• **Your objective**
Do not copy the pictures; transcribe all other material exactly.

• **Dataset rows**
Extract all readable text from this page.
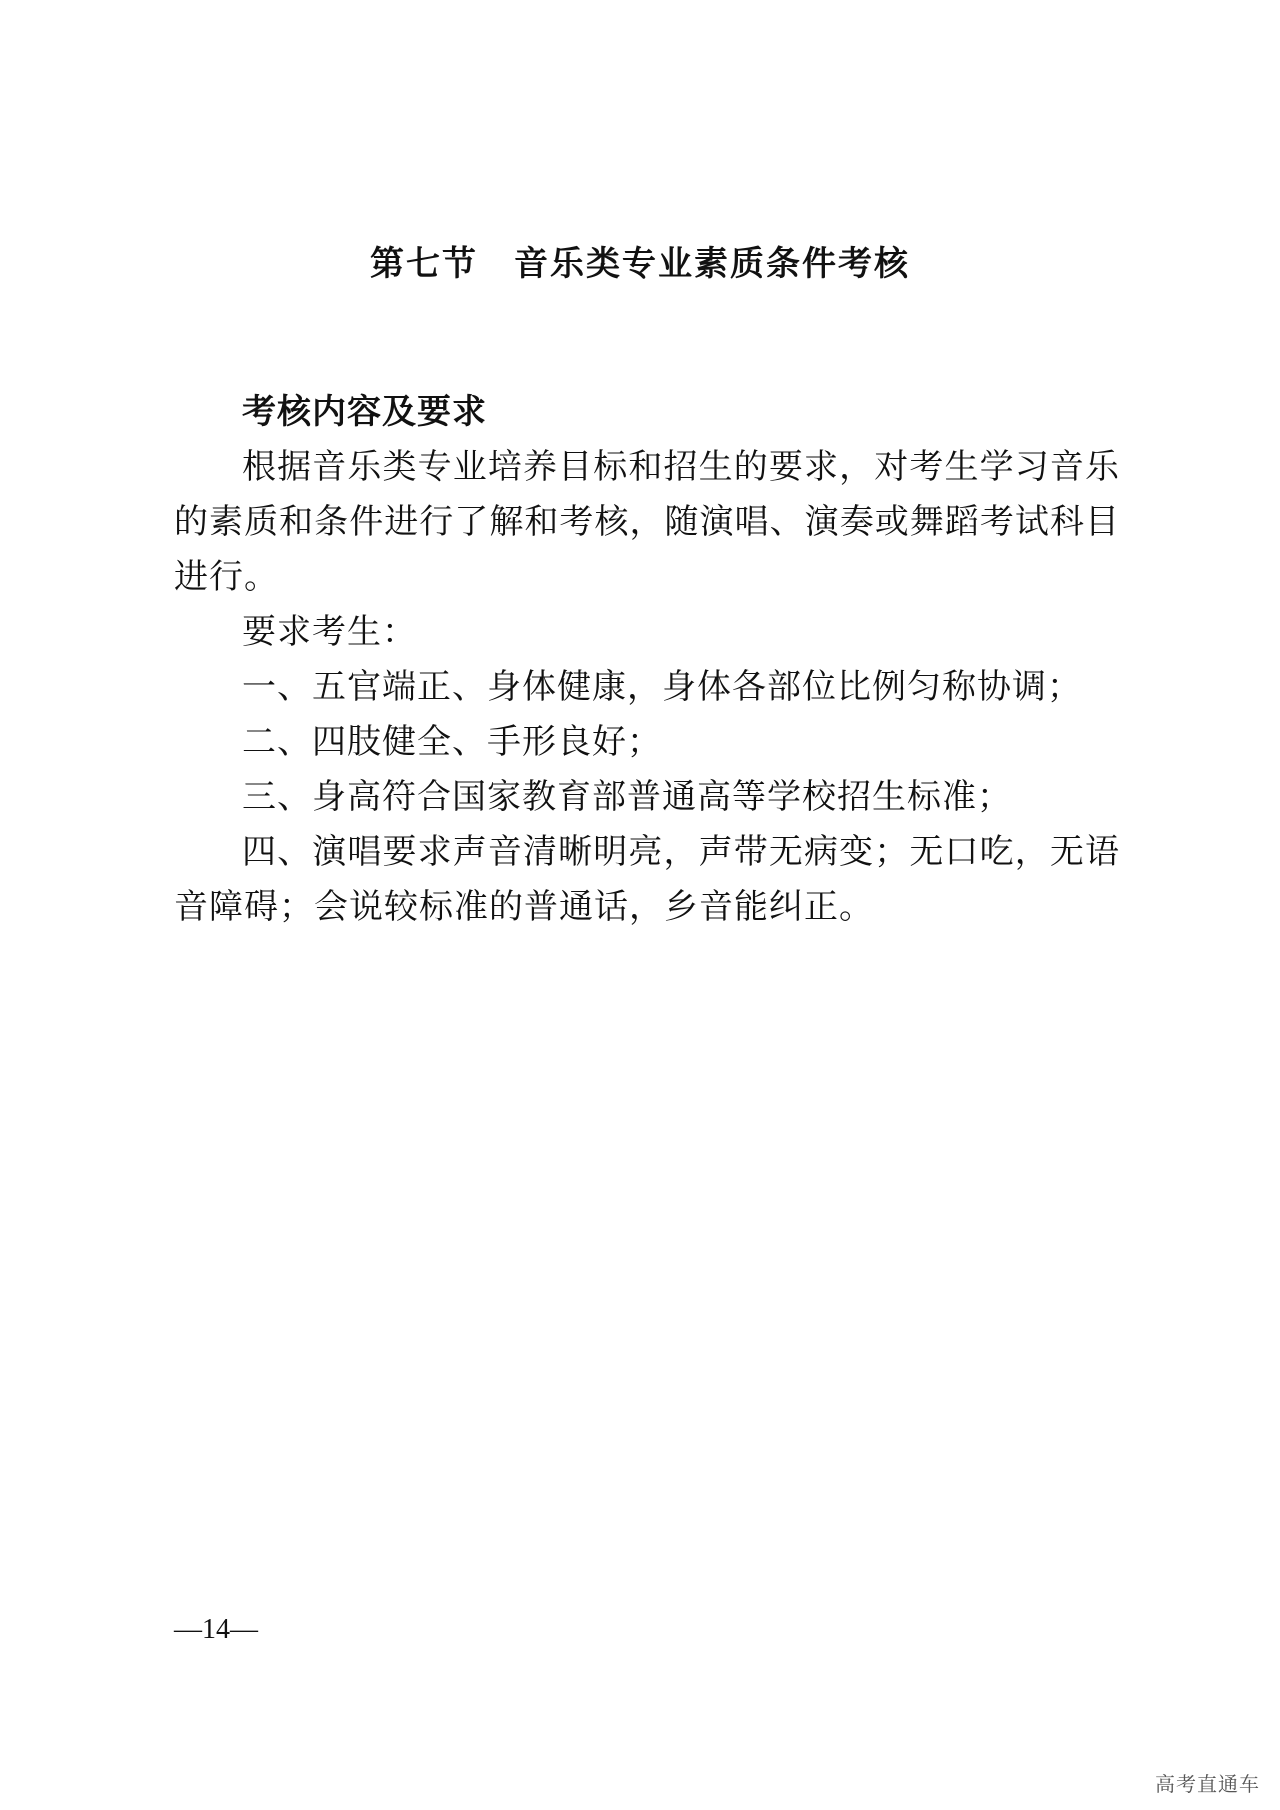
第七节　音乐类专业素质条件考核

考核内容及要求

根据音乐类专业培养目标和招生的要求，对考生学习音乐的素质和条件进行了解和考核，随演唱、演奏或舞蹈考试科目进行。

要求考生：

一、五官端正、身体健康，身体各部位比例匀称协调；

二、四肢健全、手形良好；

三、身高符合国家教育部普通高等学校招生标准；

四、演唱要求声音清晰明亮，声带无病变；无口吃，无语音障碍；会说较标准的普通话，乡音能纠正。

—14—
高考直通车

• **Written reply**
Extract all readable text from this page.
第七节　音乐类专业素质条件考核

考核内容及要求

根据音乐类专业培养目标和招生的要求，对考生学习音乐的素质和条件进行了解和考核，随演唱、演奏或舞蹈考试科目进行。

要求考生：

一、五官端正、身体健康，身体各部位比例匀称协调；

二、四肢健全、手形良好；

三、身高符合国家教育部普通高等学校招生标准；

四、演唱要求声音清晰明亮，声带无病变；无口吃，无语音障碍；会说较标准的普通话，乡音能纠正。

—14—
高考直通车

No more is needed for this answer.